-- Records shown --
<<<<

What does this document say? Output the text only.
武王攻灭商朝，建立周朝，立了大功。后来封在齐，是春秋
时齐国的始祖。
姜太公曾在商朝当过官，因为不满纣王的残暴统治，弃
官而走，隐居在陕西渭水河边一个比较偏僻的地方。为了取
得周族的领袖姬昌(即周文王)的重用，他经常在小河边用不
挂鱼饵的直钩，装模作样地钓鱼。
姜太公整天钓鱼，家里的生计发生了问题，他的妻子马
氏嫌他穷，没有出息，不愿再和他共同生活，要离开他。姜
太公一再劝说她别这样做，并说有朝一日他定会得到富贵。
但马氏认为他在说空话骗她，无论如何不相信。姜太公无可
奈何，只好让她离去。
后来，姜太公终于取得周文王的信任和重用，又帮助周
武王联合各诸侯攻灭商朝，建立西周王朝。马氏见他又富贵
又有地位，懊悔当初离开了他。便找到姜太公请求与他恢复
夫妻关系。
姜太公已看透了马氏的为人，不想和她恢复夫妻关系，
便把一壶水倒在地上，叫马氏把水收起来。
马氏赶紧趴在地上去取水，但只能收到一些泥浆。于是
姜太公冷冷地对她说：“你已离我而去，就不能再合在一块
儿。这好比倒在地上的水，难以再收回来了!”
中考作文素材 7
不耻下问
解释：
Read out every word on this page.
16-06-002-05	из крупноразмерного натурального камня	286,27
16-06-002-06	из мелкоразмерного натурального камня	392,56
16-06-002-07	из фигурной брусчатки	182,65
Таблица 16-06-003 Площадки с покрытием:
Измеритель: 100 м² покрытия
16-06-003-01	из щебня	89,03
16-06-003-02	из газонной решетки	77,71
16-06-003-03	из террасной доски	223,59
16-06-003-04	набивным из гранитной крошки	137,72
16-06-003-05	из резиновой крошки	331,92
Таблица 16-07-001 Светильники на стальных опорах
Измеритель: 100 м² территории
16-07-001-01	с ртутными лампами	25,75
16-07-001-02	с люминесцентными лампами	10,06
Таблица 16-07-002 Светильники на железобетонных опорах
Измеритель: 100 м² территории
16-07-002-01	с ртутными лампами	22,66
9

>>>>

-- Exercise --
Nothing but a number is needed here: how many lines hold the string "опорах"?

-- Finished task --
2